→ TASK DIRECTIONS
Find the lines of data that contain the string "reference", then list them.

Saved data entries
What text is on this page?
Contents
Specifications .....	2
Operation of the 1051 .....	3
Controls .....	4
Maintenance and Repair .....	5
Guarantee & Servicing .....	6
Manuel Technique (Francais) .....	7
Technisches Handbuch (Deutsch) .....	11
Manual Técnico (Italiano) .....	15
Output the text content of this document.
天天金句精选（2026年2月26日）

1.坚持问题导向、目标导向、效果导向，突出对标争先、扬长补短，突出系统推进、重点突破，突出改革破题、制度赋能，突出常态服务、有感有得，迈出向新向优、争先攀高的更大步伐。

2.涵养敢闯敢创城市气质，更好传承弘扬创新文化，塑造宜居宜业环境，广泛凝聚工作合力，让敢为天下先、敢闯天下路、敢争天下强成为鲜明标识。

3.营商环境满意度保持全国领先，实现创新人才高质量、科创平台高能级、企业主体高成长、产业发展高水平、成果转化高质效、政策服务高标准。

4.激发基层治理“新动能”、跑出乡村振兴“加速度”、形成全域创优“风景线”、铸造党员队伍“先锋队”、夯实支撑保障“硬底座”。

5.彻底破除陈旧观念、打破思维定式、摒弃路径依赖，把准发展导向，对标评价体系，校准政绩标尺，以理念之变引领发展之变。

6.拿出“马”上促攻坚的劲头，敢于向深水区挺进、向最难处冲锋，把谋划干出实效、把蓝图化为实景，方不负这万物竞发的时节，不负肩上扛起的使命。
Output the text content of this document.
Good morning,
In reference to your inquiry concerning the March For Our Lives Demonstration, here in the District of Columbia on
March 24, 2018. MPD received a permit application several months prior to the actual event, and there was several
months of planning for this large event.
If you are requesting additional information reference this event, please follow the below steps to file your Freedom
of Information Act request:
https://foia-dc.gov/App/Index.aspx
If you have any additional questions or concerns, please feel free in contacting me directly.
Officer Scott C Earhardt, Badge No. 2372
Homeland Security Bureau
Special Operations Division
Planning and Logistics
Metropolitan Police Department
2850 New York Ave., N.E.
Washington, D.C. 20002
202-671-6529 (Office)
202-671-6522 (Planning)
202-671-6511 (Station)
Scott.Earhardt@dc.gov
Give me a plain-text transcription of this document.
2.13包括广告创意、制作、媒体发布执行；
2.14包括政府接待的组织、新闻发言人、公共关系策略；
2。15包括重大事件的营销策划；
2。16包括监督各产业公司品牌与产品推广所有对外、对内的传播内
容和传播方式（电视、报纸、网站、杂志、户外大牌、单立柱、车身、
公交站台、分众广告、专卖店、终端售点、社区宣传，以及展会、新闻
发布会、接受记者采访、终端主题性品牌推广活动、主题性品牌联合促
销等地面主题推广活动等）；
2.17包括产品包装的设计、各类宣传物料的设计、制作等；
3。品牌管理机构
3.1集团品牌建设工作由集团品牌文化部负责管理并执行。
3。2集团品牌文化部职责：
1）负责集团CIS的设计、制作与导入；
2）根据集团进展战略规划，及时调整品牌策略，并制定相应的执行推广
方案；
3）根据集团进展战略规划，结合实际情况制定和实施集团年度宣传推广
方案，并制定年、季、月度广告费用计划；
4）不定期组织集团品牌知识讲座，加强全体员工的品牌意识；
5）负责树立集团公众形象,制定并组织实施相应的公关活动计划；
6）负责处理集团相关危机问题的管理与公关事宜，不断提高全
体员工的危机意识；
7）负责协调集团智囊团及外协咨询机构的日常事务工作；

→ SOLUTION TO THIS PROBLEM
In reference to your inquiry concerning the March For Our Lives Demonstration, here in the District of Columbia on
If you are requesting additional information reference this event, please follow the below steps to file your Freedom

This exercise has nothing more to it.